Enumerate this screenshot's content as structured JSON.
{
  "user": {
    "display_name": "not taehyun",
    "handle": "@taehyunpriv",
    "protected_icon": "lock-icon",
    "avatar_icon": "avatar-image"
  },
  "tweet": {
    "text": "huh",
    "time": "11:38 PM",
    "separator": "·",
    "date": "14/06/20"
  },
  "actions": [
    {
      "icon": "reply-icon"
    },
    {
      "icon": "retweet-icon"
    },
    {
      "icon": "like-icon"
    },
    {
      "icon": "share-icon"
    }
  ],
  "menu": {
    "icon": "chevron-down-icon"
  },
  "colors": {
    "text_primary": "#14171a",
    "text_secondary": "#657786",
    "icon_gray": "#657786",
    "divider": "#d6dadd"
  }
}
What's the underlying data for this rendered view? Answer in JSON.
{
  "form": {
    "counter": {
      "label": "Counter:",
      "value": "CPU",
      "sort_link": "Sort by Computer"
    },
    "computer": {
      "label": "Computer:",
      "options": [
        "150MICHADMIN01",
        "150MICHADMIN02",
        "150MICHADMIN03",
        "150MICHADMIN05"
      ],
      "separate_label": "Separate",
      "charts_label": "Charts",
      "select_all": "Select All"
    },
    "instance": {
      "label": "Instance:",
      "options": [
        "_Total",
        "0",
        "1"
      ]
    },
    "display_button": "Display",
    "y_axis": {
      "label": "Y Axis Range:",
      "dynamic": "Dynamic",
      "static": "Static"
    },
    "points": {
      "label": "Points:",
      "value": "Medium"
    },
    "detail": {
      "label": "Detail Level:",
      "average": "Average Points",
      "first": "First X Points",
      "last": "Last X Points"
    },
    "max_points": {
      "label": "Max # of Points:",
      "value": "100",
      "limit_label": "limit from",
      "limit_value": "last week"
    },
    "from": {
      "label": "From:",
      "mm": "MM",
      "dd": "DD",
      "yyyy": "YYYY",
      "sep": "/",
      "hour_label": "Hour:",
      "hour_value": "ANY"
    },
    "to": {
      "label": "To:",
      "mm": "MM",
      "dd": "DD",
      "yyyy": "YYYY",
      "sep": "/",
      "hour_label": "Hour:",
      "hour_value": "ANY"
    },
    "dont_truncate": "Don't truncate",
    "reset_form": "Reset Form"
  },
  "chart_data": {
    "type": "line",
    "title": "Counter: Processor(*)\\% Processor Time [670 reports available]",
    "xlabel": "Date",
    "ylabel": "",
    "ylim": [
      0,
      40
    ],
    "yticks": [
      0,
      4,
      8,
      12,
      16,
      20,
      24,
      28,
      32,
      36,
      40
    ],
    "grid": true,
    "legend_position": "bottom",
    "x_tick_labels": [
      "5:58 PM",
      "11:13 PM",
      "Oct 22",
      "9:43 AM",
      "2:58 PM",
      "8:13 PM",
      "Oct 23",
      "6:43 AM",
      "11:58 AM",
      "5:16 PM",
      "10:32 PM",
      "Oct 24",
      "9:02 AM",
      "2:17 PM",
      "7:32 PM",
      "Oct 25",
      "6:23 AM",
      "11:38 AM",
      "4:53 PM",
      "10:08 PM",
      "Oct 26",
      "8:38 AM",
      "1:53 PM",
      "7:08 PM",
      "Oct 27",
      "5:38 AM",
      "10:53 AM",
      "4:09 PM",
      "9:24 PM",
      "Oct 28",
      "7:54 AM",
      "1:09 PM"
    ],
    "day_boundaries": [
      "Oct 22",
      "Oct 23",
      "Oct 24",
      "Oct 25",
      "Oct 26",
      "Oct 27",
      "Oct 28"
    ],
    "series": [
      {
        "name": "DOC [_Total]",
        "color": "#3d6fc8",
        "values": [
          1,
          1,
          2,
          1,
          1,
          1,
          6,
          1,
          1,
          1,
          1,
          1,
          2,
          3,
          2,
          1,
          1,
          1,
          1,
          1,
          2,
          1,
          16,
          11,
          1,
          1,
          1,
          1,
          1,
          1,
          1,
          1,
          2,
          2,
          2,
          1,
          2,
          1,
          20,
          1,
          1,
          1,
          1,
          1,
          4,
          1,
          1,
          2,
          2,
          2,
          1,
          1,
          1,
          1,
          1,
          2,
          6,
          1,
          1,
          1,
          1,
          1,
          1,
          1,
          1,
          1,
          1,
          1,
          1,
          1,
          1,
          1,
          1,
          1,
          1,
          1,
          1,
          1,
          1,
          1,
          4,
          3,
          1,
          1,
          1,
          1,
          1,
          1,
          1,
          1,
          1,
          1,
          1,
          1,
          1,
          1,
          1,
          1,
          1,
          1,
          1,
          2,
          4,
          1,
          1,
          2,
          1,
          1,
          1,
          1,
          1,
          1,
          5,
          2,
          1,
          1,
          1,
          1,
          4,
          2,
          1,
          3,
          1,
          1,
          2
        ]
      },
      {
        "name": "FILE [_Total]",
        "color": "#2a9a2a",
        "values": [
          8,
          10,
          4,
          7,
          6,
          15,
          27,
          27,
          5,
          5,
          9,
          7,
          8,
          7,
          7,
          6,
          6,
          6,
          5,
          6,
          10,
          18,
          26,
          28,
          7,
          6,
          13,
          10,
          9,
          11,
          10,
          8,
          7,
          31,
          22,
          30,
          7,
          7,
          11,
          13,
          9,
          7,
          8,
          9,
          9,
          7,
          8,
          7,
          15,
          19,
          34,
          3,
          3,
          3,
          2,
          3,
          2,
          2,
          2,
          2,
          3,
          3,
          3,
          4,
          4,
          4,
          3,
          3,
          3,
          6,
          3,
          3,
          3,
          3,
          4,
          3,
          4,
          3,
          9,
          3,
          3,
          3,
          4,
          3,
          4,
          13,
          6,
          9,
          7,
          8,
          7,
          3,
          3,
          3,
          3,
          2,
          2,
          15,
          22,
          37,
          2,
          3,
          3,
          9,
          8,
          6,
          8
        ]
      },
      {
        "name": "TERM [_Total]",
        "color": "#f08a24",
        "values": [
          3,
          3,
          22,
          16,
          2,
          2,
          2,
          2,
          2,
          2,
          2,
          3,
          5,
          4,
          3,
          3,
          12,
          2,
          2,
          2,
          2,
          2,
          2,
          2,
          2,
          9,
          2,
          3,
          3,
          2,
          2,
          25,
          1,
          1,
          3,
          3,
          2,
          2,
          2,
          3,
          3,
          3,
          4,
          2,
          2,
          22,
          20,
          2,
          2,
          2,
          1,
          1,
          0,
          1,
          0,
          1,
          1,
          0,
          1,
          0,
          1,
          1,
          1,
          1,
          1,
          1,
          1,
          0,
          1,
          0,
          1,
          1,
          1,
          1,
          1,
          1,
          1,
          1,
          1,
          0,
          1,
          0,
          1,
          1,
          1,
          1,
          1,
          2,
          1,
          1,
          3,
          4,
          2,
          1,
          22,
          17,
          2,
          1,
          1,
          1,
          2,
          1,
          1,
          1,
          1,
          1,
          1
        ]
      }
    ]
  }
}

> _Task to complete_
Every record shown above should be written out again exactly.

> _Worked solution_
Enumerate this screenshot's content as structured JSON.
{
  "user": {
    "display_name": "not taehyun",
    "handle": "@taehyunpriv",
    "protected_icon": "lock-icon",
    "avatar_icon": "avatar-image"
  },
  "tweet": {
    "text": "huh",
    "time": "11:38 PM",
    "separator": "·",
    "date": "14/06/20"
  },
  "actions": [
    {
      "icon": "reply-icon"
    },
    {
      "icon": "retweet-icon"
    },
    {
      "icon": "like-icon"
    },
    {
      "icon": "share-icon"
    }
  ],
  "menu": {
    "icon": "chevron-down-icon"
  },
  "colors": {
    "text_primary": "#14171a",
    "text_secondary": "#657786",
    "icon_gray": "#657786",
    "divider": "#d6dadd"
  }
}
What's the underlying data for this rendered view? Answer in JSON.
{
  "form": {
    "counter": {
      "label": "Counter:",
      "value": "CPU",
      "sort_link": "Sort by Computer"
    },
    "computer": {
      "label": "Computer:",
      "options": [
        "150MICHADMIN01",
        "150MICHADMIN02",
        "150MICHADMIN03",
        "150MICHADMIN05"
      ],
      "separate_label": "Separate",
      "charts_label": "Charts",
      "select_all": "Select All"
    },
    "instance": {
      "label": "Instance:",
      "options": [
        "_Total",
        "0",
        "1"
      ]
    },
    "display_button": "Display",
    "y_axis": {
      "label": "Y Axis Range:",
      "dynamic": "Dynamic",
      "static": "Static"
    },
    "points": {
      "label": "Points:",
      "value": "Medium"
    },
    "detail": {
      "label": "Detail Level:",
      "average": "Average Points",
      "first": "First X Points",
      "last": "Last X Points"
    },
    "max_points": {
      "label": "Max # of Points:",
      "value": "100",
      "limit_label": "limit from",
      "limit_value": "last week"
    },
    "from": {
      "label": "From:",
      "mm": "MM",
      "dd": "DD",
      "yyyy": "YYYY",
      "sep": "/",
      "hour_label": "Hour:",
      "hour_value": "ANY"
    },
    "to": {
      "label": "To:",
      "mm": "MM",
      "dd": "DD",
      "yyyy": "YYYY",
      "sep": "/",
      "hour_label": "Hour:",
      "hour_value": "ANY"
    },
    "dont_truncate": "Don't truncate",
    "reset_form": "Reset Form"
  },
  "chart_data": {
    "type": "line",
    "title": "Counter: Processor(*)\\% Processor Time [670 reports available]",
    "xlabel": "Date",
    "ylabel": "",
    "ylim": [
      0,
      40
    ],
    "yticks": [
      0,
      4,
      8,
      12,
      16,
      20,
      24,
      28,
      32,
      36,
      40
    ],
    "grid": true,
    "legend_position": "bottom",
    "x_tick_labels": [
      "5:58 PM",
      "11:13 PM",
      "Oct 22",
      "9:43 AM",
      "2:58 PM",
      "8:13 PM",
      "Oct 23",
      "6:43 AM",
      "11:58 AM",
      "5:16 PM",
      "10:32 PM",
      "Oct 24",
      "9:02 AM",
      "2:17 PM",
      "7:32 PM",
      "Oct 25",
      "6:23 AM",
      "11:38 AM",
      "4:53 PM",
      "10:08 PM",
      "Oct 26",
      "8:38 AM",
      "1:53 PM",
      "7:08 PM",
      "Oct 27",
      "5:38 AM",
      "10:53 AM",
      "4:09 PM",
      "9:24 PM",
      "Oct 28",
      "7:54 AM",
      "1:09 PM"
    ],
    "day_boundaries": [
      "Oct 22",
      "Oct 23",
      "Oct 24",
      "Oct 25",
      "Oct 26",
      "Oct 27",
      "Oct 28"
    ],
    "series": [
      {
        "name": "DOC [_Total]",
        "color": "#3d6fc8",
        "values": [
          1,
          1,
          2,
          1,
          1,
          1,
          6,
          1,
          1,
          1,
          1,
          1,
          2,
          3,
          2,
          1,
          1,
          1,
          1,
          1,
          2,
          1,
          16,
          11,
          1,
          1,
          1,
          1,
          1,
          1,
          1,
          1,
          2,
          2,
          2,
          1,
          2,
          1,
          20,
          1,
          1,
          1,
          1,
          1,
          4,
          1,
          1,
          2,
          2,
          2,
          1,
          1,
          1,
          1,
          1,
          2,
          6,
          1,
          1,
          1,
          1,
          1,
          1,
          1,
          1,
          1,
          1,
          1,
          1,
          1,
          1,
          1,
          1,
          1,
          1,
          1,
          1,
          1,
          1,
          1,
          4,
          3,
          1,
          1,
          1,
          1,
          1,
          1,
          1,
          1,
          1,
          1,
          1,
          1,
          1,
          1,
          1,
          1,
          1,
          1,
          1,
          2,
          4,
          1,
          1,
          2,
          1,
          1,
          1,
          1,
          1,
          1,
          5,
          2,
          1,
          1,
          1,
          1,
          4,
          2,
          1,
          3,
          1,
          1,
          2
        ]
      },
      {
        "name": "FILE [_Total]",
        "color": "#2a9a2a",
        "values": [
          8,
          10,
          4,
          7,
          6,
          15,
          27,
          27,
          5,
          5,
          9,
          7,
          8,
          7,
          7,
          6,
          6,
          6,
          5,
          6,
          10,
          18,
          26,
          28,
          7,
          6,
          13,
          10,
          9,
          11,
          10,
          8,
          7,
          31,
          22,
          30,
          7,
          7,
          11,
          13,
          9,
          7,
          8,
          9,
          9,
          7,
          8,
          7,
          15,
          19,
          34,
          3,
          3,
          3,
          2,
          3,
          2,
          2,
          2,
          2,
          3,
          3,
          3,
          4,
          4,
          4,
          3,
          3,
          3,
          6,
          3,
          3,
          3,
          3,
          4,
          3,
          4,
          3,
          9,
          3,
          3,
          3,
          4,
          3,
          4,
          13,
          6,
          9,
          7,
          8,
          7,
          3,
          3,
          3,
          3,
          2,
          2,
          15,
          22,
          37,
          2,
          3,
          3,
          9,
          8,
          6,
          8
        ]
      },
      {
        "name": "TERM [_Total]",
        "color": "#f08a24",
        "values": [
          3,
          3,
          22,
          16,
          2,
          2,
          2,
          2,
          2,
          2,
          2,
          3,
          5,
          4,
          3,
          3,
          12,
          2,
          2,
          2,
          2,
          2,
          2,
          2,
          2,
          9,
          2,
          3,
          3,
          2,
          2,
          25,
          1,
          1,
          3,
          3,
          2,
          2,
          2,
          3,
          3,
          3,
          4,
          2,
          2,
          22,
          20,
          2,
          2,
          2,
          1,
          1,
          0,
          1,
          0,
          1,
          1,
          0,
          1,
          0,
          1,
          1,
          1,
          1,
          1,
          1,
          1,
          0,
          1,
          0,
          1,
          1,
          1,
          1,
          1,
          1,
          1,
          1,
          1,
          0,
          1,
          0,
          1,
          1,
          1,
          1,
          1,
          2,
          1,
          1,
          3,
          4,
          2,
          1,
          22,
          17,
          2,
          1,
          1,
          1,
          2,
          1,
          1,
          1,
          1,
          1,
          1
        ]
      }
    ]
  }
}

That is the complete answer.